* **Given request**
Find each line with the string "background" and report it.
[BEGIN Task input]
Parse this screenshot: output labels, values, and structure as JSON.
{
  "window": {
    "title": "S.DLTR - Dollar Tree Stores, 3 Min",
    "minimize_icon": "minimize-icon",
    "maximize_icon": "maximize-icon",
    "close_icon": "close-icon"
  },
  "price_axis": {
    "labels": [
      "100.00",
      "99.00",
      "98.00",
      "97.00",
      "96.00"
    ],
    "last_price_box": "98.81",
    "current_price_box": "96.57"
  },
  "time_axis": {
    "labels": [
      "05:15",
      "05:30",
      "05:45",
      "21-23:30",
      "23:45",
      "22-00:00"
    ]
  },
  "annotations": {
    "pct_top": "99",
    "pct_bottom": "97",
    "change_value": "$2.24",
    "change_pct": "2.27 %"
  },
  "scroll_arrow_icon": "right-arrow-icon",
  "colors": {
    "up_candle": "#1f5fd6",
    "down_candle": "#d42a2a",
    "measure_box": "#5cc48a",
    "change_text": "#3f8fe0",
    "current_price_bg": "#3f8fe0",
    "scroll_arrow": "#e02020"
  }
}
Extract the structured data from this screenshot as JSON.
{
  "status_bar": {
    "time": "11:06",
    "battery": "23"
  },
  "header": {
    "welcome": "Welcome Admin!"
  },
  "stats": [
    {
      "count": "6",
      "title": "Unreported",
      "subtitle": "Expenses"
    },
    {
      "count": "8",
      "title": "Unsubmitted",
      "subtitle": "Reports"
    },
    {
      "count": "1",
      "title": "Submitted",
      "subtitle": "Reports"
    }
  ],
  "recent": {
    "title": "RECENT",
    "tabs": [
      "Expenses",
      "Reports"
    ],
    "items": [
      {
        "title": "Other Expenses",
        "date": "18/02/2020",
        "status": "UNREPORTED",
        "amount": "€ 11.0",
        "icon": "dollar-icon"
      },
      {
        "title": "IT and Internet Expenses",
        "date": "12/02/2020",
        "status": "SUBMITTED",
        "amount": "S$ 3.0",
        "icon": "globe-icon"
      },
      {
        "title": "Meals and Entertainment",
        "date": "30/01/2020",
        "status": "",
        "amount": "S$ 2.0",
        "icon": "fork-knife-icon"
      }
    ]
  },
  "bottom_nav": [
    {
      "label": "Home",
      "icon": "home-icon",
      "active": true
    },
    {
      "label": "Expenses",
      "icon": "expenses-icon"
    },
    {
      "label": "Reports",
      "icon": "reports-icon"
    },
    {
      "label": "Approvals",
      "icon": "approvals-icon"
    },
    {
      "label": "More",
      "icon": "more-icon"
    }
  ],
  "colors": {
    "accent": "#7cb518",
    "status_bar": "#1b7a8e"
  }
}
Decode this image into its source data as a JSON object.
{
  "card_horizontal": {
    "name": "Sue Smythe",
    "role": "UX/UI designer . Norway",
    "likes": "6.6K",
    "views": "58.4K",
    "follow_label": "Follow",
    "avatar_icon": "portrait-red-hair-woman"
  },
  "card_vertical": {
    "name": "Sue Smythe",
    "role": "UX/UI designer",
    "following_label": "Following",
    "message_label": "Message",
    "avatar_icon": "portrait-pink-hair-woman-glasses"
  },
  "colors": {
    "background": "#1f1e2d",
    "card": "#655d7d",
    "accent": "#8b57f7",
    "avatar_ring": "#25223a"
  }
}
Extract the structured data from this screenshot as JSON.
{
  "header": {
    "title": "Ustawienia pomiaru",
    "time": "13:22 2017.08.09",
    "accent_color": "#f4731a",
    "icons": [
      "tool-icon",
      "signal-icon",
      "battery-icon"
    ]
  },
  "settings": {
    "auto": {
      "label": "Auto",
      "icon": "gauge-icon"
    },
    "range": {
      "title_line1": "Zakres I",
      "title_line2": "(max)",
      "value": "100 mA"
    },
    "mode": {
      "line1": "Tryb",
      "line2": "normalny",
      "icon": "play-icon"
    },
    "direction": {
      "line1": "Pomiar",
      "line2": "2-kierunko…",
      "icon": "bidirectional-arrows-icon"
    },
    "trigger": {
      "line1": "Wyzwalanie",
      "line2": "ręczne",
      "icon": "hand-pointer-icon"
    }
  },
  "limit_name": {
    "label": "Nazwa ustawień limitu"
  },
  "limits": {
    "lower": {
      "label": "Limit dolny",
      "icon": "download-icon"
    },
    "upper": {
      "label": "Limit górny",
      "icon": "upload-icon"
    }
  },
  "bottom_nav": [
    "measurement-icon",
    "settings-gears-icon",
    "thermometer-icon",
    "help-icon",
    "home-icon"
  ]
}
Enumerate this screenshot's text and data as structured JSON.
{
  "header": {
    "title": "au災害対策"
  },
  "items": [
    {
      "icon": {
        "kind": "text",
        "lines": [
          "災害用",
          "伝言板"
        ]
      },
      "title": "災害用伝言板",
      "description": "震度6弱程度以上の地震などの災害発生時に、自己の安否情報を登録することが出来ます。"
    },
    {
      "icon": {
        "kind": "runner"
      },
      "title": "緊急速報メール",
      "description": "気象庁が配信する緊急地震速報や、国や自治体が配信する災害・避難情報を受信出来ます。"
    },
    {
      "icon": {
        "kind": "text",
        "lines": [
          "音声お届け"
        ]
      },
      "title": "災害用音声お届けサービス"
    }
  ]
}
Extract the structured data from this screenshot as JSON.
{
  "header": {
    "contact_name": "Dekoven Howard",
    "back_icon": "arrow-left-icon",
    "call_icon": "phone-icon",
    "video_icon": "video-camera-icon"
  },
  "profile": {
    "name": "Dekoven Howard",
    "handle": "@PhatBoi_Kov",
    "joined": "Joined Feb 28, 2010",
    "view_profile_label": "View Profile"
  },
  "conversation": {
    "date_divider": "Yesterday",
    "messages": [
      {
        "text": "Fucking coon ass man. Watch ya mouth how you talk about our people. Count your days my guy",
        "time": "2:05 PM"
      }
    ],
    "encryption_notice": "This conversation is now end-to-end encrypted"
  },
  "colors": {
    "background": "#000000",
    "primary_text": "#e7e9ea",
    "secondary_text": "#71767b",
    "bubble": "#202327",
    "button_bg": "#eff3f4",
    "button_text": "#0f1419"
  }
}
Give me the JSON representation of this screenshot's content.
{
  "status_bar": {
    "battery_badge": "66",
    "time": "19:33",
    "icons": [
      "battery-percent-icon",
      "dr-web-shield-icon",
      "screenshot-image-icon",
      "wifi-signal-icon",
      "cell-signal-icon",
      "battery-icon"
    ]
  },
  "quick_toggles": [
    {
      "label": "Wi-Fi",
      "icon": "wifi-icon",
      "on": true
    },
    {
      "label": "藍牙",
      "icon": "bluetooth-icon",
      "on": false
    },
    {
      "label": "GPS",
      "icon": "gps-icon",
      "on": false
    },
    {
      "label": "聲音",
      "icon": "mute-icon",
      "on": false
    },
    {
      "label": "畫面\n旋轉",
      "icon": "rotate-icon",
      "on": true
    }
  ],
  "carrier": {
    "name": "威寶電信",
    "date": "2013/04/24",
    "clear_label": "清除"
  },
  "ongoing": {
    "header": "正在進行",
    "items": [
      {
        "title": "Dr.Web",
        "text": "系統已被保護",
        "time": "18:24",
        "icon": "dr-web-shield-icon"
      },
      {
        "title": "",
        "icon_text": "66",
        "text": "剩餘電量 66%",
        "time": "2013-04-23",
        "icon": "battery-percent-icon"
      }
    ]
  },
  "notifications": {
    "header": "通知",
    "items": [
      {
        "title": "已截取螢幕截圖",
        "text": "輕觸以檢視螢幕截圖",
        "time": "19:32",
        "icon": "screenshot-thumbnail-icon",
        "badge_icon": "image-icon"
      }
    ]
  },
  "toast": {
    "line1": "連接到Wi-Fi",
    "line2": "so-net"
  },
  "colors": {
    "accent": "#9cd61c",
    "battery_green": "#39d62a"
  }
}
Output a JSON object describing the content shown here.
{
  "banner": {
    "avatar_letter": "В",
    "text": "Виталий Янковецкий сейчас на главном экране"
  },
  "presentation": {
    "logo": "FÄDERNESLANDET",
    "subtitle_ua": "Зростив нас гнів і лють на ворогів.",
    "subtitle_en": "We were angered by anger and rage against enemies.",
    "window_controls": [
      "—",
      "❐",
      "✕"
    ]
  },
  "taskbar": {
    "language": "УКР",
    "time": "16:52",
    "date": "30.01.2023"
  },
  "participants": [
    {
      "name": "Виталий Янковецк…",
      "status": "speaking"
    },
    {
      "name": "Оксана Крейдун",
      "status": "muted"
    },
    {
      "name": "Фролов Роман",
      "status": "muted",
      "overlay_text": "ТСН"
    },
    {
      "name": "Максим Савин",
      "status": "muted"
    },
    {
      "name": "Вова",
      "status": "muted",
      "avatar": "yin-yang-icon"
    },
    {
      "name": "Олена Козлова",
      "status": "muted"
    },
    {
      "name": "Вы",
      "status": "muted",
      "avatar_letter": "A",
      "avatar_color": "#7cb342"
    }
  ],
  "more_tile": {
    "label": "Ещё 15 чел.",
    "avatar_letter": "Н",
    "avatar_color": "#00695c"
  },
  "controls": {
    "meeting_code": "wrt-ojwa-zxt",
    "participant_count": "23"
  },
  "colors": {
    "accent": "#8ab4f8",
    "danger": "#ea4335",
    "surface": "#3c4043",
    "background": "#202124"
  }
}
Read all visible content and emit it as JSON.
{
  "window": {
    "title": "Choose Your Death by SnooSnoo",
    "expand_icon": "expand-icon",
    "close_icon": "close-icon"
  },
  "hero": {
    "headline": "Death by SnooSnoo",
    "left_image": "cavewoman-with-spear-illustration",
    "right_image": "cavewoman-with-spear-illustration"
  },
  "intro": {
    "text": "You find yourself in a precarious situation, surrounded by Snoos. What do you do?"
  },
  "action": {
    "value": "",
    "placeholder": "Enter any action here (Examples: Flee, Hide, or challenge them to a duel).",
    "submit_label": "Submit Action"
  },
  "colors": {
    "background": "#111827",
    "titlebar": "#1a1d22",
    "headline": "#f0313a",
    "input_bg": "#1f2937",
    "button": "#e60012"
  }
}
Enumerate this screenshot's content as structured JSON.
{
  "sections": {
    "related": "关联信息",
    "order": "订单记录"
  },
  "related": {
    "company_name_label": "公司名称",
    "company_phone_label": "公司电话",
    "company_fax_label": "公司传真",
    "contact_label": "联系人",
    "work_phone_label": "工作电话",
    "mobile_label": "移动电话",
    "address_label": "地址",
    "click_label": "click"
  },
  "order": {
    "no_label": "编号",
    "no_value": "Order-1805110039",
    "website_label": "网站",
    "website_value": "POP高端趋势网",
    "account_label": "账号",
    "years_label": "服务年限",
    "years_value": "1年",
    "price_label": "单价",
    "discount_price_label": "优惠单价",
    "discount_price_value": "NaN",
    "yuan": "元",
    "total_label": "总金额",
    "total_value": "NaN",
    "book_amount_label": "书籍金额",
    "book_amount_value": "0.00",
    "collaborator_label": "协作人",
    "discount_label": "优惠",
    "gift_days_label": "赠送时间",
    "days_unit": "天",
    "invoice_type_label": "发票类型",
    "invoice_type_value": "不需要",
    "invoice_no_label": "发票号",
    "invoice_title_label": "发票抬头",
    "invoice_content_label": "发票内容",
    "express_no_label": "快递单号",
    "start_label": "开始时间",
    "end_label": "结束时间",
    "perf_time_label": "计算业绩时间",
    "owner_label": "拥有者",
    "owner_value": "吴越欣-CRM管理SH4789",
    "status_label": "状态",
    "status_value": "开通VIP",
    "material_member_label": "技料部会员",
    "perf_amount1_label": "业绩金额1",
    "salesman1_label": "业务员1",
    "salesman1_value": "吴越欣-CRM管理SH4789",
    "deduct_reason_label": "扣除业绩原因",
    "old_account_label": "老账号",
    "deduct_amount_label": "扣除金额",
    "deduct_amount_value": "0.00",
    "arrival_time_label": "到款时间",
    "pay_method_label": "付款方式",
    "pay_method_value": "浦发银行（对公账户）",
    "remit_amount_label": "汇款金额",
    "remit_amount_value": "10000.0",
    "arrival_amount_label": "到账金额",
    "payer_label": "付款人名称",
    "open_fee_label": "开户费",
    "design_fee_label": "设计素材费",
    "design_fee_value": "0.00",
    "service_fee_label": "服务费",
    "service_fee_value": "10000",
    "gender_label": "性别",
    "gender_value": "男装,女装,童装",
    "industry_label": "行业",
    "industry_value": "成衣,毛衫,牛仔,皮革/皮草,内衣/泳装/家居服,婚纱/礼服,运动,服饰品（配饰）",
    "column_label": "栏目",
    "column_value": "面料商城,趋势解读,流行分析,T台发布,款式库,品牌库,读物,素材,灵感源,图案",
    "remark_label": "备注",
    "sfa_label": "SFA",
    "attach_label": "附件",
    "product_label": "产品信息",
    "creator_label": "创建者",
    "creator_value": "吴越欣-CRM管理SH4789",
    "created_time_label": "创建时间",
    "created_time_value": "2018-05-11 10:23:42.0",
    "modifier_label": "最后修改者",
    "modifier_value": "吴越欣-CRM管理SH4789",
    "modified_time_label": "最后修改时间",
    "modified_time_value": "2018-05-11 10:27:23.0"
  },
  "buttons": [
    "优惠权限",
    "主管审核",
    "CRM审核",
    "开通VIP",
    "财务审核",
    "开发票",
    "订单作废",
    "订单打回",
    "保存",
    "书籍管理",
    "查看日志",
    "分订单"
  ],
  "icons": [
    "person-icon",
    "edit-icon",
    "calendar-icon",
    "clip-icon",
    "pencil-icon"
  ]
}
[END Task input]
* **Solution for this task**
    "background": "#1f1e2d",
    "background": "#000000",
    "background": "#202124"
    "background": "#111827",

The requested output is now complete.